Please report every line from the material that contains the word "https".

** start Data entries **

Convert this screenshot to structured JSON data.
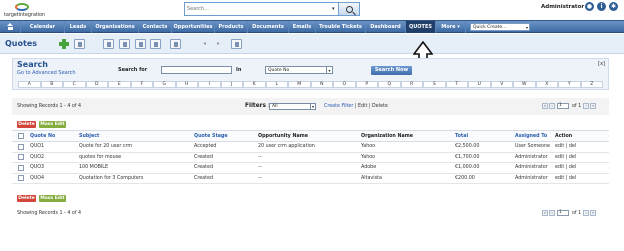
{
  "brand": {
    "name": "targetintegration"
  },
  "search": {
    "placeholder": "Search..."
  },
  "user": {
    "name": "Administrator"
  },
  "nav": {
    "items": [
      "Calendar",
      "Leads",
      "Organisations",
      "Contacts",
      "Opportunities",
      "Products",
      "Documents",
      "Emails",
      "Trouble Tickets",
      "Dashboard",
      "QUOTES",
      "More"
    ],
    "more_label": "More ▾",
    "quick_create": "Quick Create..."
  },
  "page": {
    "title": "Quotes"
  },
  "search_panel": {
    "title": "Search",
    "advanced_link": "Go to Advanced Search",
    "search_for_label": "Search for",
    "in_label": "In",
    "in_value": "Quote No",
    "search_button": "Search Now",
    "close_label": "[x]",
    "alphabet": [
      "A",
      "B",
      "C",
      "D",
      "E",
      "F",
      "G",
      "H",
      "I",
      "J",
      "K",
      "L",
      "M",
      "N",
      "O",
      "P",
      "Q",
      "R",
      "S",
      "T",
      "U",
      "V",
      "W",
      "X",
      "Y",
      "Z"
    ]
  },
  "list": {
    "showing": "Showing Records 1 - 4 of 4",
    "filters_label": "Filters :",
    "filter_value": "All",
    "create_filter": "Create Filter",
    "edit_label": "Edit",
    "delete_label": "Delete",
    "sep": "|",
    "page_value": "1",
    "page_of": "of 1",
    "delete_button": "Delete",
    "mass_edit_button": "Mass Edit",
    "columns": [
      "Quote No",
      "Subject",
      "Quote Stage",
      "Opportunity Name",
      "Organization Name",
      "Total",
      "Assigned To",
      "Action"
    ],
    "rows": [
      {
        "no": "QUO1",
        "subject": "Quote for 20 user crm",
        "stage": "Accepted",
        "opp": "20 user crm application",
        "org": "Yahoo",
        "total": "€2,500.00",
        "assigned": "User Someone",
        "action": "edit | del"
      },
      {
        "no": "QUO2",
        "subject": "quotes for mouse",
        "stage": "Created",
        "opp": "--",
        "org": "Yahoo",
        "total": "€1,700.00",
        "assigned": "Administrator",
        "action": "edit | del"
      },
      {
        "no": "QUO3",
        "subject": "100 MOBILE",
        "stage": "Created",
        "opp": "--",
        "org": "Adobe",
        "total": "€1,000.00",
        "assigned": "Administrator",
        "action": "edit | del"
      },
      {
        "no": "QUO4",
        "subject": "Quotation for 3 Computers",
        "stage": "Created",
        "opp": "--",
        "org": "Altavista",
        "total": "€200.00",
        "assigned": "Administrator",
        "action": "edit | del"
      }
    ]
  },
  "colors": {
    "nav_top": "#6c95c6",
    "nav_bottom": "#3e6aa3",
    "active": "#1f3e69",
    "link": "#2a5db0",
    "delete": "#d2453b",
    "mass_edit": "#85ad3e"
  }
}
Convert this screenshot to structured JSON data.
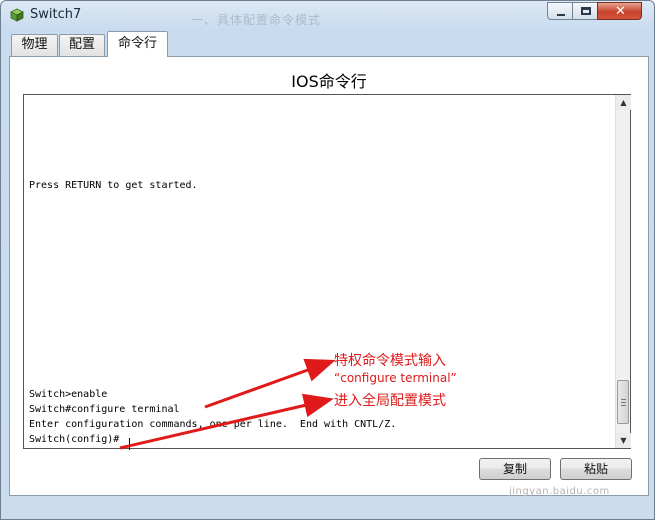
{
  "window": {
    "title": "Switch7",
    "faint_title": "一、具体配置命令模式"
  },
  "tabs": [
    {
      "label": "物理",
      "active": false
    },
    {
      "label": "配置",
      "active": false
    },
    {
      "label": "命令行",
      "active": true
    }
  ],
  "panel": {
    "heading": "IOS命令行"
  },
  "console": {
    "lines": [
      "Press RETURN to get started.",
      "Switch>enable",
      "Switch#configure terminal",
      "Enter configuration commands, one per line.  End with CNTL/Z.",
      "Switch(config)#"
    ]
  },
  "buttons": {
    "copy": "复制",
    "paste": "粘贴"
  },
  "annotation": {
    "line1": "特权命令模式输入",
    "line2": "“configure terminal”",
    "line3": "进入全局配置模式",
    "color": "#e01a1a"
  },
  "watermark": "jingyan.baidu.com"
}
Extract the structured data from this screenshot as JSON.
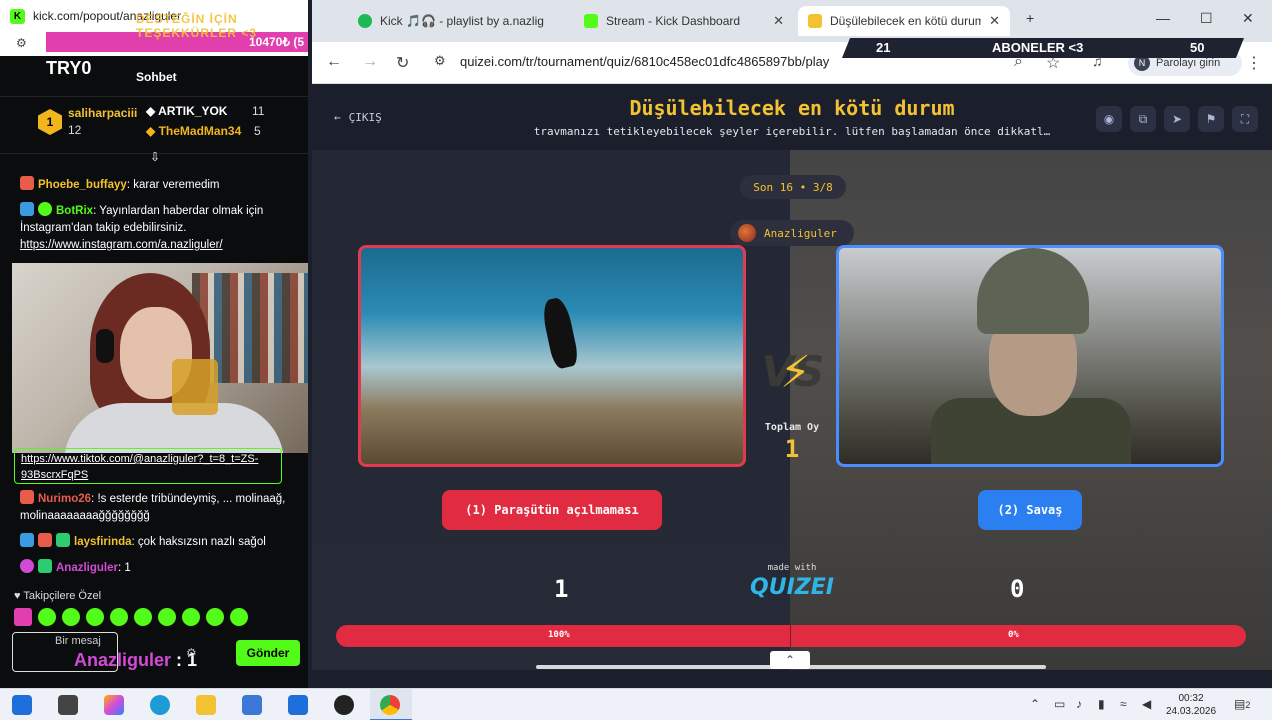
{
  "browser": {
    "tabs": [
      {
        "label": "Kick 🎵🎧 - playlist by a.nazlig",
        "color": "#1db954"
      },
      {
        "label": "Stream - Kick Dashboard",
        "color": "#53fc18"
      },
      {
        "label": "Düşülebilecek en kötü durum -",
        "color": "#f2c233"
      }
    ],
    "new_tab": "+",
    "url": "quizei.com/tr/tournament/quiz/6810c458ec01dfc4865897bb/play",
    "profile_label": "Parolayı girin",
    "profile_initial": "N"
  },
  "sub_overlay": {
    "left": "21",
    "center": "ABONELER <3",
    "right": "50"
  },
  "quiz": {
    "exit_label": "ÇIKIŞ",
    "title": "Düşülebilecek en kötü durum",
    "subtitle": "travmanızı tetikleyebilecek şeyler içerebilir. lütfen başlamadan önce dikkatl…",
    "round_label": "Son 16 • 3/8",
    "host_name": "Anazliguler",
    "total_label": "Toplam Oy",
    "total_value": "1",
    "vs_label": "VS",
    "choice_left": "(1) Paraşütün açılmaması",
    "choice_right": "(2) Savaş",
    "made_with": "made with",
    "brand": "QUIZEI",
    "score_left": "1",
    "score_right": "0",
    "percent_left": "100%",
    "percent_right": "0%",
    "left_fill": 1.0
  },
  "chat": {
    "window_title": "kick.com/popout/anazliguler",
    "donation_text": "10470₺ (5",
    "banner_text": "DESTEĞİN İÇİN TEŞEKKÜRLER <3",
    "channel_label": "TRY0",
    "header": "Sohbet",
    "leaderboard": [
      {
        "rank": "1",
        "name": "saliharpaciii",
        "count": "12",
        "color": "#f2c233"
      },
      {
        "name": "ARTIK_YOK",
        "count": "11",
        "color": "#ffffff"
      },
      {
        "name": "TheMadMan34",
        "count": "5",
        "color": "#f2b61d"
      }
    ],
    "messages": [
      {
        "user": "Phoebe_buffayy",
        "text": "karar veremedim",
        "color": "#f2c233"
      },
      {
        "user": "BotRix",
        "text": "Yayınlardan haberdar olmak için İnstagram'dan takip edebilirsiniz.",
        "link": "https://www.instagram.com/a.nazliguler/",
        "color": "#53fc18"
      },
      {
        "user": "Nurimo26",
        "text": "!s esterde tribündeymiş, ... molinaağ, molinaaaaaaaağğğğğğğğ",
        "color": "#e85c4a"
      },
      {
        "user": "laysfirinda",
        "text": "çok haksızsın nazlı sağol",
        "color": "#f2c233"
      },
      {
        "user": "Anazliguler",
        "text": "1",
        "color": "#d14bd6"
      }
    ],
    "tiktok_link": "https://www.tiktok.com/@anazliguler?_t=8_t=ZS-93BscrxFqPS",
    "followers_label": "Takipçilere Özel",
    "input_placeholder": "Bir mesaj",
    "overlay_name": "Anazliguler",
    "overlay_value": ": 1",
    "send_label": "Gönder"
  },
  "taskbar": {
    "time": "00:32",
    "date": "24.03.2026",
    "notif_count": "2"
  }
}
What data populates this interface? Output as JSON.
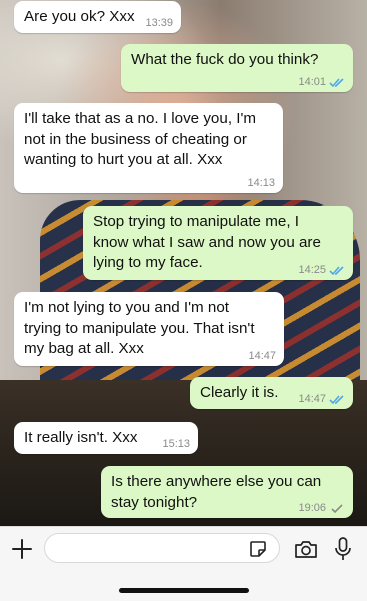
{
  "messages": [
    {
      "direction": "in",
      "text": "Are you ok? Xxx",
      "time": "13:39"
    },
    {
      "direction": "out",
      "text": "What the fuck do you think?",
      "time": "14:01",
      "status": "read"
    },
    {
      "direction": "in",
      "text": "I'll take that as a no. I love you, I'm\nnot in the business of cheating or\nwanting to hurt you at all. Xxx",
      "time": "14:13"
    },
    {
      "direction": "out",
      "text": "Stop trying to manipulate me, I\nknow what I saw and now you are\nlying to my face.",
      "time": "14:25",
      "status": "read"
    },
    {
      "direction": "in",
      "text": "I'm not lying to you and I'm not\ntrying to manipulate you. That isn't\nmy bag at all. Xxx",
      "time": "14:47"
    },
    {
      "direction": "out",
      "text": "Clearly it is.",
      "time": "14:47",
      "status": "read"
    },
    {
      "direction": "in",
      "text": "It really isn't. Xxx",
      "time": "15:13"
    },
    {
      "direction": "out",
      "text": "Is there anywhere else you can\nstay tonight?",
      "time": "19:06",
      "status": "delivered"
    }
  ],
  "composer": {
    "placeholder": "",
    "icons": [
      "plus-icon",
      "sticker-icon",
      "camera-icon",
      "microphone-icon"
    ]
  },
  "colors": {
    "incoming_bubble": "#ffffff",
    "outgoing_bubble": "#dcf8c6",
    "read_tick": "#4fa8e8",
    "delivered_tick": "#8a8a8a"
  }
}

** end Data entries **

*Worked solution:*
        "link": "https://www.instagram.com/a.nazliguler/",
    "tiktok_link": "https://www.tiktok.com/@anazliguler?_t=8_t=ZS-93BscrxFqPS",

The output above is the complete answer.